> [Listing]
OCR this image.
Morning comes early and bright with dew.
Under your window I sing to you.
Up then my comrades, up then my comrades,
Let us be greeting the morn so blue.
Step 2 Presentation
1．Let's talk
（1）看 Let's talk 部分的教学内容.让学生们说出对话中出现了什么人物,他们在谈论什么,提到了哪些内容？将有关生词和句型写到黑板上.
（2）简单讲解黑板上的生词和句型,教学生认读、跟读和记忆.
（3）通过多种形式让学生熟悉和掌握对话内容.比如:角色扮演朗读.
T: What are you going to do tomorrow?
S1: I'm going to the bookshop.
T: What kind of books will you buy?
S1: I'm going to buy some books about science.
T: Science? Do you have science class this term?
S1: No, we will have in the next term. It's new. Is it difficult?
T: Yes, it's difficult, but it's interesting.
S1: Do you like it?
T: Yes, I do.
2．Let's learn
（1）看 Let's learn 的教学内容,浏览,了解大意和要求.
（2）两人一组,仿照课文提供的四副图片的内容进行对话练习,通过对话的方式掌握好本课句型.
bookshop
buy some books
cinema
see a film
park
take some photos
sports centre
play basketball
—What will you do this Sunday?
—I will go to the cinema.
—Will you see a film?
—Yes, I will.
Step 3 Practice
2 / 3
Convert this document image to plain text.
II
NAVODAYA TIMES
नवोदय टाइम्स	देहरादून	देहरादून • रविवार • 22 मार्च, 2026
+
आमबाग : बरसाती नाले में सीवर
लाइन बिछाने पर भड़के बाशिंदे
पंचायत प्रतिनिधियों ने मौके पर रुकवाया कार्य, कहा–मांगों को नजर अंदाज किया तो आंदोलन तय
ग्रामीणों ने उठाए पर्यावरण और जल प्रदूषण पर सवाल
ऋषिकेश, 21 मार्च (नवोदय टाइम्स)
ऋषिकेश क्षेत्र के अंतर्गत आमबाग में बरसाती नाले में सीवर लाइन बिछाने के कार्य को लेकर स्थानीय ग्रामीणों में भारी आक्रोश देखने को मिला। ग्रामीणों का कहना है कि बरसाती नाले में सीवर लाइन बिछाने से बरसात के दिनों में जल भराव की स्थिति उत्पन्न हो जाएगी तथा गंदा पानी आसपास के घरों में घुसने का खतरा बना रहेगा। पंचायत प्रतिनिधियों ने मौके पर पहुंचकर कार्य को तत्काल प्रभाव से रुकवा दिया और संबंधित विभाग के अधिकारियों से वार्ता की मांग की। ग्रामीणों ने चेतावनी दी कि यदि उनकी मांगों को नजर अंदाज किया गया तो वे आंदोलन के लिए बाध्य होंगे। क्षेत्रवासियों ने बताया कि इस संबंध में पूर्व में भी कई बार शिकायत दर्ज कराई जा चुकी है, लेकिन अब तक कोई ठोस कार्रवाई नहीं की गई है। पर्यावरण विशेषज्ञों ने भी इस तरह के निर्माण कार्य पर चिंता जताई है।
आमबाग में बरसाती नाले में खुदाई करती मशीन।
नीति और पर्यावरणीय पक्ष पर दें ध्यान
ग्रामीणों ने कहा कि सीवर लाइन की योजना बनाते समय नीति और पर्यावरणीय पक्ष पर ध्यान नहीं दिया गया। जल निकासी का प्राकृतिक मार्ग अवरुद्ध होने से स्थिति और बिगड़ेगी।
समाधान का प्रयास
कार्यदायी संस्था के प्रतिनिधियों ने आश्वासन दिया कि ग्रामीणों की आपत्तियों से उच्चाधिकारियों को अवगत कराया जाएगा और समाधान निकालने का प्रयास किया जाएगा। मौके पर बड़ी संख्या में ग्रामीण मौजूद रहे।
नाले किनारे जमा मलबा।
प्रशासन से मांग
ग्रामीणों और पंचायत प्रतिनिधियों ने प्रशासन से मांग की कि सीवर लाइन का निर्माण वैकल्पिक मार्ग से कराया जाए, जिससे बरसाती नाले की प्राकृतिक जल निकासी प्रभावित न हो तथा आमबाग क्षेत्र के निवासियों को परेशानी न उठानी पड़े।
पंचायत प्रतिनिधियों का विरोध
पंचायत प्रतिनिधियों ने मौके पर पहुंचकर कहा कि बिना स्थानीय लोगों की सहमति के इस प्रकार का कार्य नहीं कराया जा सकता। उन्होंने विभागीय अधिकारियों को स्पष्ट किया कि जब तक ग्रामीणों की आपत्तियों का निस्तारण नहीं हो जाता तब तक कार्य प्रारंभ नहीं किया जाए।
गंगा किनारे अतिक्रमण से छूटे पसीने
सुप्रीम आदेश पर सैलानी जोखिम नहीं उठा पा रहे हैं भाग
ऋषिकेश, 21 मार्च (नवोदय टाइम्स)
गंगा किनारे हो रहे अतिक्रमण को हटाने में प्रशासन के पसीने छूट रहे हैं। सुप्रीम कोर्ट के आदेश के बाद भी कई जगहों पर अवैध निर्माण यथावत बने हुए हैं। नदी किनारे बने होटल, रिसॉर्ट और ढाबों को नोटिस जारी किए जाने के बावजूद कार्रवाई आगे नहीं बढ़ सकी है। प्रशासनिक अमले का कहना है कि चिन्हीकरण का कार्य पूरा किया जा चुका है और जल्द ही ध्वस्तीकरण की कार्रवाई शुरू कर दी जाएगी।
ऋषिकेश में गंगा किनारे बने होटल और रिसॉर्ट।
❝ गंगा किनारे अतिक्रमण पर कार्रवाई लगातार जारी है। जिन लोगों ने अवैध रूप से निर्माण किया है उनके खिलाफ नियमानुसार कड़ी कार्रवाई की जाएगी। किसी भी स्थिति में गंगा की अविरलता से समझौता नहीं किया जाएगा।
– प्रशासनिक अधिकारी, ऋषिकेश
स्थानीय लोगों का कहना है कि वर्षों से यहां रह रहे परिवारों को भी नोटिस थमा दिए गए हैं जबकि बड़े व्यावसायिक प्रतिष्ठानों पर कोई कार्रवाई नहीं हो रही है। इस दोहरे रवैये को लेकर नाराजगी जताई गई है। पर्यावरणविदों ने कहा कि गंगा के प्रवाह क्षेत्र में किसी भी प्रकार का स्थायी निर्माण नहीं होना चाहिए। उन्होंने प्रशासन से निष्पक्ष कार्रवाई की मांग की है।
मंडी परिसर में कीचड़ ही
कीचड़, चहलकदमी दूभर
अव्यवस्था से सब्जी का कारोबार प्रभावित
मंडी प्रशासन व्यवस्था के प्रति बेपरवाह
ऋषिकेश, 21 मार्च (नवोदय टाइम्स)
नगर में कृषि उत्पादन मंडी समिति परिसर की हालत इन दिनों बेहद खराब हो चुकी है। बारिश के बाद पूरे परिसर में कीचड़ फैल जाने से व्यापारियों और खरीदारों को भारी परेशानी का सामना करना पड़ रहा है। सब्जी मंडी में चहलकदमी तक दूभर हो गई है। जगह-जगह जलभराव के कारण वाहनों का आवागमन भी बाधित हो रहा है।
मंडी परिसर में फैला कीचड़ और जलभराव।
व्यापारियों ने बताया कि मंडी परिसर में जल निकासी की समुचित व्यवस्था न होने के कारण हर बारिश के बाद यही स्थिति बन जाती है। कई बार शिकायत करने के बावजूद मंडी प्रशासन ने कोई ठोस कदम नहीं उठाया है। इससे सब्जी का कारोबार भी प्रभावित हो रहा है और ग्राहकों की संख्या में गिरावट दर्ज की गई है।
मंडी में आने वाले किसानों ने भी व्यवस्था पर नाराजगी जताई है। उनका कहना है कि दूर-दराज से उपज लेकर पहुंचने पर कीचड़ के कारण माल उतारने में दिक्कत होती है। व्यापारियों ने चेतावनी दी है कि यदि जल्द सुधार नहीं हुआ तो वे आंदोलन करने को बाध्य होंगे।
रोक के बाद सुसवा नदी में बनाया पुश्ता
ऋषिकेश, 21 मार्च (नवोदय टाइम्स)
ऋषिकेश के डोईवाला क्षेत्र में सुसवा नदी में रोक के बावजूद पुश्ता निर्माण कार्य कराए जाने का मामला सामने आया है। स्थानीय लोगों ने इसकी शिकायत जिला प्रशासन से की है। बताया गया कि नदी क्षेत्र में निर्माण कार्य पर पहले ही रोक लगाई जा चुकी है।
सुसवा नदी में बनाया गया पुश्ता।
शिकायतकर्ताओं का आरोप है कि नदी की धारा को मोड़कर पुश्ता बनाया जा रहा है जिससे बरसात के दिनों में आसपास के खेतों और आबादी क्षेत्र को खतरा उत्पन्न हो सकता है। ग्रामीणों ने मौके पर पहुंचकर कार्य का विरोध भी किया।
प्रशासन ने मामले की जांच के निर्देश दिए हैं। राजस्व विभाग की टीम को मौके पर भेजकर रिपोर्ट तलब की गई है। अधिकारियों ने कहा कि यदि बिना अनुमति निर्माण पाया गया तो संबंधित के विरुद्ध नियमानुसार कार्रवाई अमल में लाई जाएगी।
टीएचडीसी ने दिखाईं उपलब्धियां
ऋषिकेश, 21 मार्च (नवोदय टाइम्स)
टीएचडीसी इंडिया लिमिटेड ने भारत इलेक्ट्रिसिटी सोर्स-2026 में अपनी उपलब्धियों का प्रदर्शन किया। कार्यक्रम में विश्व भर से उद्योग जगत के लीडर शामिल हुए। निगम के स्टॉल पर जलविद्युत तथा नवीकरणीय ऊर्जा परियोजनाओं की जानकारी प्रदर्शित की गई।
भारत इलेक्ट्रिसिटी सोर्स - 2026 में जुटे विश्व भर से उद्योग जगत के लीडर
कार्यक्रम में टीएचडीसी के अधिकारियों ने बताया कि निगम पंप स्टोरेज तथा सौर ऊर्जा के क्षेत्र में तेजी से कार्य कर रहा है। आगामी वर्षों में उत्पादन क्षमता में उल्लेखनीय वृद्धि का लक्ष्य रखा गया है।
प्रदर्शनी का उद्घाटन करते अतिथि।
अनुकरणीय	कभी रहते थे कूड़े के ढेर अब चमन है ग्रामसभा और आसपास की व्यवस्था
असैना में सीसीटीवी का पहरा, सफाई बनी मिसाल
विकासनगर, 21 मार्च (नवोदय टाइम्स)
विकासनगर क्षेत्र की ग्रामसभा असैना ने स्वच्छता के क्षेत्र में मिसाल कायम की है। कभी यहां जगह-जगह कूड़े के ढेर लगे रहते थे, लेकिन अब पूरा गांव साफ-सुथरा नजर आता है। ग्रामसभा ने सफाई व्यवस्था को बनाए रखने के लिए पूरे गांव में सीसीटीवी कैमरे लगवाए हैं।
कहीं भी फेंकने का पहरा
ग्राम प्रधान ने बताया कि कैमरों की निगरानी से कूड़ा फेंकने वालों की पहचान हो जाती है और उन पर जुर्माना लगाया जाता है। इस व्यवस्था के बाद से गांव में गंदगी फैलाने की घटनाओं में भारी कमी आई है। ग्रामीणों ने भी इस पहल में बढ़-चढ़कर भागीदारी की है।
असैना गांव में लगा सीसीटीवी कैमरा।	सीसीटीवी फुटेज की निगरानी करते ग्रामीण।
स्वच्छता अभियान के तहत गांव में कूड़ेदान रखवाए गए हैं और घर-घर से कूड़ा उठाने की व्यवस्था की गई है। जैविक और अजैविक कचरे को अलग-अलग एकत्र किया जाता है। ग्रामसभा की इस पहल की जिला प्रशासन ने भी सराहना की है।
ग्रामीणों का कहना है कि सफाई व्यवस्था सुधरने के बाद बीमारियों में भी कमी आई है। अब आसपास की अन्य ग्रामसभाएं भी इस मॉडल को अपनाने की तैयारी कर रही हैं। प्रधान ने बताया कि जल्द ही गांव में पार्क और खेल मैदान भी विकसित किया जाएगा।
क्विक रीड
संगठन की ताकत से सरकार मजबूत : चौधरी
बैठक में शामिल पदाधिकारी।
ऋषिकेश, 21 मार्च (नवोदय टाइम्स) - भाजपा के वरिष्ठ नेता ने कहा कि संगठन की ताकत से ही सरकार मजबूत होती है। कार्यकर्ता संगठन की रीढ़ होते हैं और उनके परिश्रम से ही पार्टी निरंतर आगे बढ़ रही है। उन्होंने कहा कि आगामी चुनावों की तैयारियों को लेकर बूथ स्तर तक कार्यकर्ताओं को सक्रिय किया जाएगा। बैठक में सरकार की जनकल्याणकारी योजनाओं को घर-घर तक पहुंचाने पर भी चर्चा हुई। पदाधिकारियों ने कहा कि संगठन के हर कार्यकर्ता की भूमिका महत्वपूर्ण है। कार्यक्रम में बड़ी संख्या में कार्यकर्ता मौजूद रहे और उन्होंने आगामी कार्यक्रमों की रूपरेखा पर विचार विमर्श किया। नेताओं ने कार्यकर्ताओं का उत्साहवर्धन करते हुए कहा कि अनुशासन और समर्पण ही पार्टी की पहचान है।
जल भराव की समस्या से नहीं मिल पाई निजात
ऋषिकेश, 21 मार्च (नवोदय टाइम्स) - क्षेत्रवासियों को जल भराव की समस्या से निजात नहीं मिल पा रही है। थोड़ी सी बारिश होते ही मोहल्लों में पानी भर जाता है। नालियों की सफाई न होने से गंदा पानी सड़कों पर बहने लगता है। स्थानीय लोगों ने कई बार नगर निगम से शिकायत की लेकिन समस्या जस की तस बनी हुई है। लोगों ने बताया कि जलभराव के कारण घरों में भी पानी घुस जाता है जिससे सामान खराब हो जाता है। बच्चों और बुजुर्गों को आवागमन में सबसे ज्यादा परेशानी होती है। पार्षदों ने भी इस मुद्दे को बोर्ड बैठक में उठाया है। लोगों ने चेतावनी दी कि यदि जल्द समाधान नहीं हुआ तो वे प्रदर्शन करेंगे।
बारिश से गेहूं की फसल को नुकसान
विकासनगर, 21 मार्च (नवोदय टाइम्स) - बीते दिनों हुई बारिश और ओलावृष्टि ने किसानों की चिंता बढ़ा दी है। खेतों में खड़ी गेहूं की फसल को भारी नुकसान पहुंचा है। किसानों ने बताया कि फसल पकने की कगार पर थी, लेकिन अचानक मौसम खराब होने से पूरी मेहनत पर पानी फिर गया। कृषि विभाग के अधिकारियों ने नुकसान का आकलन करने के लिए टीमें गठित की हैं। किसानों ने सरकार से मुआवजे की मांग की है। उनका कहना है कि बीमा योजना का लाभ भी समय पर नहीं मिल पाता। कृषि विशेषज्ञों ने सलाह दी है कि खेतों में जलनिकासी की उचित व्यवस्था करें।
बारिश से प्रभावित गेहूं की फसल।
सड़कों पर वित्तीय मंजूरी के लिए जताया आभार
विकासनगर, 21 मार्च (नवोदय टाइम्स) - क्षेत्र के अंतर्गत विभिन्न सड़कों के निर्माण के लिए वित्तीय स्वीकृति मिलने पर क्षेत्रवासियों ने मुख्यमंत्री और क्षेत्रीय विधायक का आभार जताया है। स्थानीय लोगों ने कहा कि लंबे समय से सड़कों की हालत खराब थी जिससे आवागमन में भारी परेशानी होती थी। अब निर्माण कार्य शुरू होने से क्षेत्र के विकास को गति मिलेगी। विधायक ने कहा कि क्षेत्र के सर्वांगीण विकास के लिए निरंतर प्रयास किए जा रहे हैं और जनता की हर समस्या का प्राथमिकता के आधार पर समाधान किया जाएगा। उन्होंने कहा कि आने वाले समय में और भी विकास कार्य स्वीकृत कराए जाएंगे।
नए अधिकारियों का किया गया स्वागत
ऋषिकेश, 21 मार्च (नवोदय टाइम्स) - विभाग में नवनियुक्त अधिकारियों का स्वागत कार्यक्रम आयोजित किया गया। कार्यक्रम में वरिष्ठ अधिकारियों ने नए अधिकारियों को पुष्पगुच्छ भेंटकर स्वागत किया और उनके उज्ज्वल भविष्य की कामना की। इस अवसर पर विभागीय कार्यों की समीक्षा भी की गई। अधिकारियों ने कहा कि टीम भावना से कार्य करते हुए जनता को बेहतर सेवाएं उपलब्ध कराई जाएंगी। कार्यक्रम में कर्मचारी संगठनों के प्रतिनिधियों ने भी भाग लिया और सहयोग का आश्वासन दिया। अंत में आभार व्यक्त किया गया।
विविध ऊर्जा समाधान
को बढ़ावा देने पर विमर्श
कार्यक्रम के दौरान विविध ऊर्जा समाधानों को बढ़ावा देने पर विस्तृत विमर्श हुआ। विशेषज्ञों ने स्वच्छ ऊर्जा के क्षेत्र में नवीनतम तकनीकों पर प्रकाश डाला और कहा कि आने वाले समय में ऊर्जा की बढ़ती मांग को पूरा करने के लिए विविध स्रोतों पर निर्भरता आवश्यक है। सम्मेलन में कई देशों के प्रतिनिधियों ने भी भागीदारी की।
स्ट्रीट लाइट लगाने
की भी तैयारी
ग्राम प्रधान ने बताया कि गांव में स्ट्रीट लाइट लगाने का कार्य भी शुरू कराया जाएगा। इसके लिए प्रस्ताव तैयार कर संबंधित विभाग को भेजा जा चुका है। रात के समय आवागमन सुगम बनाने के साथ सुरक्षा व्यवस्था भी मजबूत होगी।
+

> [Instructions to follow] In the listing, find every line containing the word "going" and list it.

> [Expected output]
T: What are you going to do tomorrow?
S1: I'm going to the bookshop.
S1: I'm going to buy some books about science.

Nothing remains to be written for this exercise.